- **What to produce**
Retype the material in full, keeping every word the same.

(Stored items)
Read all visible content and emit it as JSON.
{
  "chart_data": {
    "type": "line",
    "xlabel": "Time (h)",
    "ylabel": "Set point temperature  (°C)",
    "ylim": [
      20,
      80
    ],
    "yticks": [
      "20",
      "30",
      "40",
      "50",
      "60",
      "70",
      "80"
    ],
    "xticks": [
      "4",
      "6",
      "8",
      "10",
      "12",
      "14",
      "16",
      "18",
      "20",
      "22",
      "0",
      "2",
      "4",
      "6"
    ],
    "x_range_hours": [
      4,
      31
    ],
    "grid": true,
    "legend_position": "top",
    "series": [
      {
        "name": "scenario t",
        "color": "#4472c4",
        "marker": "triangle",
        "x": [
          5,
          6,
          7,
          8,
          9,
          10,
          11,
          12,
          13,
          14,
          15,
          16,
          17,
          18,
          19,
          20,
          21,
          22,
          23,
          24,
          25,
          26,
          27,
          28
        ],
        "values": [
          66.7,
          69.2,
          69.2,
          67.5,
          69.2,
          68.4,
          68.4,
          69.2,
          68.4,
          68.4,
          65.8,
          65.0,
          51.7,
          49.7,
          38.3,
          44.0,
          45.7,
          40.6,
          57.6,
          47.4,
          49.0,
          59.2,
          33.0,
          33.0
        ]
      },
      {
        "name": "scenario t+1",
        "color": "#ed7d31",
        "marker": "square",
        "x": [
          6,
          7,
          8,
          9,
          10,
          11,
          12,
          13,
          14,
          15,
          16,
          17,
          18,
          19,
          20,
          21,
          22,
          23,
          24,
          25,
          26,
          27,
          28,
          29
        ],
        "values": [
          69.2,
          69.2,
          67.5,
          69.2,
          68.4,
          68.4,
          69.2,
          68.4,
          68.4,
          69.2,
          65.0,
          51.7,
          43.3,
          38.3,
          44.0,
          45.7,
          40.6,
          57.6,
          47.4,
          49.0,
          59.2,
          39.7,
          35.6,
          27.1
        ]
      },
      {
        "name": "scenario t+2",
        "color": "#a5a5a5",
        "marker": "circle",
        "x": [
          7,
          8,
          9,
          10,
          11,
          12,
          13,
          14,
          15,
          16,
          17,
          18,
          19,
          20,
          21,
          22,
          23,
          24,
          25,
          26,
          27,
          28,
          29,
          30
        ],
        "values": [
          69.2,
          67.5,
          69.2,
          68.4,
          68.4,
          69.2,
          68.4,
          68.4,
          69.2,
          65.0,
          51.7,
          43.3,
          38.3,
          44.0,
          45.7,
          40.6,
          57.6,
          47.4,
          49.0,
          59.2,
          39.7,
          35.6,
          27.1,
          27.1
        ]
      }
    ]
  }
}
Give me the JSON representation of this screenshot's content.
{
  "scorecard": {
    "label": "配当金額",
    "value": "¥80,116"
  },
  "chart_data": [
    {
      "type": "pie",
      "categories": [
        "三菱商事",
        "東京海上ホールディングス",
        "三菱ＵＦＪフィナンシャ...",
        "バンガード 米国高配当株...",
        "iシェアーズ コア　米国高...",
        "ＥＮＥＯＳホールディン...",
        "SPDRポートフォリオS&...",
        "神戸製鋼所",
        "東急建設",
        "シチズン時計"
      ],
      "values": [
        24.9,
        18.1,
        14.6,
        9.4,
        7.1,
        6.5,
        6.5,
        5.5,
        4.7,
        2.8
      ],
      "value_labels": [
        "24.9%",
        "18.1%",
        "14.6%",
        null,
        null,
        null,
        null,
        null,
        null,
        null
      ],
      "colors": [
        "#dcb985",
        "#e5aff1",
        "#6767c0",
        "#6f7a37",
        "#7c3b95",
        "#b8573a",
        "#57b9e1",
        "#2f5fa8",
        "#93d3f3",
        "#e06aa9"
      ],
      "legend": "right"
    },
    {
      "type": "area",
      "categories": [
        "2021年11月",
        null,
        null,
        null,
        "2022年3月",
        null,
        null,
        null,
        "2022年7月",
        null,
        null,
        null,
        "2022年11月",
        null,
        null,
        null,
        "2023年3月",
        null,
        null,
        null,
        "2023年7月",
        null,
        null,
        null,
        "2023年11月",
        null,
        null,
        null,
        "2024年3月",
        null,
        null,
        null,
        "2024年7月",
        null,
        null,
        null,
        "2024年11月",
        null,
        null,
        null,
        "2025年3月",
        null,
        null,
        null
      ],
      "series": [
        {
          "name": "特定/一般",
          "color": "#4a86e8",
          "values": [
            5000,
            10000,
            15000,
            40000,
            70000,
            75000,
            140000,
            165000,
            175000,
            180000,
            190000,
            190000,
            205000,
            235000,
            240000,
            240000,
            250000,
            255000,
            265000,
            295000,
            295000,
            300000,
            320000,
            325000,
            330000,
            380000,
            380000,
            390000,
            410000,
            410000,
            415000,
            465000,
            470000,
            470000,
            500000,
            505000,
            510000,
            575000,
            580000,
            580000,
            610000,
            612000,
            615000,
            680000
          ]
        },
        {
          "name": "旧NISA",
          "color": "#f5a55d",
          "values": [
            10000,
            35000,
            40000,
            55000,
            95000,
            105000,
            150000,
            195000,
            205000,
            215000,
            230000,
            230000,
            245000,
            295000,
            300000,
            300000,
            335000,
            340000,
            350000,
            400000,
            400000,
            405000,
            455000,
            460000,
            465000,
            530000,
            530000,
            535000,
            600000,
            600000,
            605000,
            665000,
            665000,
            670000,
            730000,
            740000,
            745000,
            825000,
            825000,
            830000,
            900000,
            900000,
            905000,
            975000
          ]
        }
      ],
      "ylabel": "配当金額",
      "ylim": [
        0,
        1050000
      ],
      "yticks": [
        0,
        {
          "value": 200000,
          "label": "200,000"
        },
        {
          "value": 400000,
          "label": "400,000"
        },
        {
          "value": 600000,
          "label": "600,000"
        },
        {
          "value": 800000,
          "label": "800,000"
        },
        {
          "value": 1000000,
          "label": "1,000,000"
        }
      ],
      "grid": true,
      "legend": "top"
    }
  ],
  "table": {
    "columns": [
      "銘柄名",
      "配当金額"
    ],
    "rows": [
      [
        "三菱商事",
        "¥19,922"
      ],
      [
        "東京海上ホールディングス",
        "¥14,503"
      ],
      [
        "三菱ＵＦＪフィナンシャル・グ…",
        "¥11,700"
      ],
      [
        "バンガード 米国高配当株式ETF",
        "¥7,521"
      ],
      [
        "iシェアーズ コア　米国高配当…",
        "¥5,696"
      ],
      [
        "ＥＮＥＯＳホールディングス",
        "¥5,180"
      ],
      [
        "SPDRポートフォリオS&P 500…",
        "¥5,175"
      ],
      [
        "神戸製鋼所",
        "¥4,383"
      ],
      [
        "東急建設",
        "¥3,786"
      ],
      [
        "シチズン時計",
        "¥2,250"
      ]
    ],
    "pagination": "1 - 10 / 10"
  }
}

- **Result for this exercise**
Read all visible content and emit it as JSON.
{
  "chart_data": {
    "type": "line",
    "xlabel": "Time (h)",
    "ylabel": "Set point temperature  (°C)",
    "ylim": [
      20,
      80
    ],
    "yticks": [
      "20",
      "30",
      "40",
      "50",
      "60",
      "70",
      "80"
    ],
    "xticks": [
      "4",
      "6",
      "8",
      "10",
      "12",
      "14",
      "16",
      "18",
      "20",
      "22",
      "0",
      "2",
      "4",
      "6"
    ],
    "x_range_hours": [
      4,
      31
    ],
    "grid": true,
    "legend_position": "top",
    "series": [
      {
        "name": "scenario t",
        "color": "#4472c4",
        "marker": "triangle",
        "x": [
          5,
          6,
          7,
          8,
          9,
          10,
          11,
          12,
          13,
          14,
          15,
          16,
          17,
          18,
          19,
          20,
          21,
          22,
          23,
          24,
          25,
          26,
          27,
          28
        ],
        "values": [
          66.7,
          69.2,
          69.2,
          67.5,
          69.2,
          68.4,
          68.4,
          69.2,
          68.4,
          68.4,
          65.8,
          65.0,
          51.7,
          49.7,
          38.3,
          44.0,
          45.7,
          40.6,
          57.6,
          47.4,
          49.0,
          59.2,
          33.0,
          33.0
        ]
      },
      {
        "name": "scenario t+1",
        "color": "#ed7d31",
        "marker": "square",
        "x": [
          6,
          7,
          8,
          9,
          10,
          11,
          12,
          13,
          14,
          15,
          16,
          17,
          18,
          19,
          20,
          21,
          22,
          23,
          24,
          25,
          26,
          27,
          28,
          29
        ],
        "values": [
          69.2,
          69.2,
          67.5,
          69.2,
          68.4,
          68.4,
          69.2,
          68.4,
          68.4,
          69.2,
          65.0,
          51.7,
          43.3,
          38.3,
          44.0,
          45.7,
          40.6,
          57.6,
          47.4,
          49.0,
          59.2,
          39.7,
          35.6,
          27.1
        ]
      },
      {
        "name": "scenario t+2",
        "color": "#a5a5a5",
        "marker": "circle",
        "x": [
          7,
          8,
          9,
          10,
          11,
          12,
          13,
          14,
          15,
          16,
          17,
          18,
          19,
          20,
          21,
          22,
          23,
          24,
          25,
          26,
          27,
          28,
          29,
          30
        ],
        "values": [
          69.2,
          67.5,
          69.2,
          68.4,
          68.4,
          69.2,
          68.4,
          68.4,
          69.2,
          65.0,
          51.7,
          43.3,
          38.3,
          44.0,
          45.7,
          40.6,
          57.6,
          47.4,
          49.0,
          59.2,
          39.7,
          35.6,
          27.1,
          27.1
        ]
      }
    ]
  }
}
Give me the JSON representation of this screenshot's content.
{
  "scorecard": {
    "label": "配当金額",
    "value": "¥80,116"
  },
  "chart_data": [
    {
      "type": "pie",
      "categories": [
        "三菱商事",
        "東京海上ホールディングス",
        "三菱ＵＦＪフィナンシャ...",
        "バンガード 米国高配当株...",
        "iシェアーズ コア　米国高...",
        "ＥＮＥＯＳホールディン...",
        "SPDRポートフォリオS&...",
        "神戸製鋼所",
        "東急建設",
        "シチズン時計"
      ],
      "values": [
        24.9,
        18.1,
        14.6,
        9.4,
        7.1,
        6.5,
        6.5,
        5.5,
        4.7,
        2.8
      ],
      "value_labels": [
        "24.9%",
        "18.1%",
        "14.6%",
        null,
        null,
        null,
        null,
        null,
        null,
        null
      ],
      "colors": [
        "#dcb985",
        "#e5aff1",
        "#6767c0",
        "#6f7a37",
        "#7c3b95",
        "#b8573a",
        "#57b9e1",
        "#2f5fa8",
        "#93d3f3",
        "#e06aa9"
      ],
      "legend": "right"
    },
    {
      "type": "area",
      "categories": [
        "2021年11月",
        null,
        null,
        null,
        "2022年3月",
        null,
        null,
        null,
        "2022年7月",
        null,
        null,
        null,
        "2022年11月",
        null,
        null,
        null,
        "2023年3月",
        null,
        null,
        null,
        "2023年7月",
        null,
        null,
        null,
        "2023年11月",
        null,
        null,
        null,
        "2024年3月",
        null,
        null,
        null,
        "2024年7月",
        null,
        null,
        null,
        "2024年11月",
        null,
        null,
        null,
        "2025年3月",
        null,
        null,
        null
      ],
      "series": [
        {
          "name": "特定/一般",
          "color": "#4a86e8",
          "values": [
            5000,
            10000,
            15000,
            40000,
            70000,
            75000,
            140000,
            165000,
            175000,
            180000,
            190000,
            190000,
            205000,
            235000,
            240000,
            240000,
            250000,
            255000,
            265000,
            295000,
            295000,
            300000,
            320000,
            325000,
            330000,
            380000,
            380000,
            390000,
            410000,
            410000,
            415000,
            465000,
            470000,
            470000,
            500000,
            505000,
            510000,
            575000,
            580000,
            580000,
            610000,
            612000,
            615000,
            680000
          ]
        },
        {
          "name": "旧NISA",
          "color": "#f5a55d",
          "values": [
            10000,
            35000,
            40000,
            55000,
            95000,
            105000,
            150000,
            195000,
            205000,
            215000,
            230000,
            230000,
            245000,
            295000,
            300000,
            300000,
            335000,
            340000,
            350000,
            400000,
            400000,
            405000,
            455000,
            460000,
            465000,
            530000,
            530000,
            535000,
            600000,
            600000,
            605000,
            665000,
            665000,
            670000,
            730000,
            740000,
            745000,
            825000,
            825000,
            830000,
            900000,
            900000,
            905000,
            975000
          ]
        }
      ],
      "ylabel": "配当金額",
      "ylim": [
        0,
        1050000
      ],
      "yticks": [
        0,
        {
          "value": 200000,
          "label": "200,000"
        },
        {
          "value": 400000,
          "label": "400,000"
        },
        {
          "value": 600000,
          "label": "600,000"
        },
        {
          "value": 800000,
          "label": "800,000"
        },
        {
          "value": 1000000,
          "label": "1,000,000"
        }
      ],
      "grid": true,
      "legend": "top"
    }
  ],
  "table": {
    "columns": [
      "銘柄名",
      "配当金額"
    ],
    "rows": [
      [
        "三菱商事",
        "¥19,922"
      ],
      [
        "東京海上ホールディングス",
        "¥14,503"
      ],
      [
        "三菱ＵＦＪフィナンシャル・グ…",
        "¥11,700"
      ],
      [
        "バンガード 米国高配当株式ETF",
        "¥7,521"
      ],
      [
        "iシェアーズ コア　米国高配当…",
        "¥5,696"
      ],
      [
        "ＥＮＥＯＳホールディングス",
        "¥5,180"
      ],
      [
        "SPDRポートフォリオS&P 500…",
        "¥5,175"
      ],
      [
        "神戸製鋼所",
        "¥4,383"
      ],
      [
        "東急建設",
        "¥3,786"
      ],
      [
        "シチズン時計",
        "¥2,250"
      ]
    ],
    "pagination": "1 - 10 / 10"
  }
}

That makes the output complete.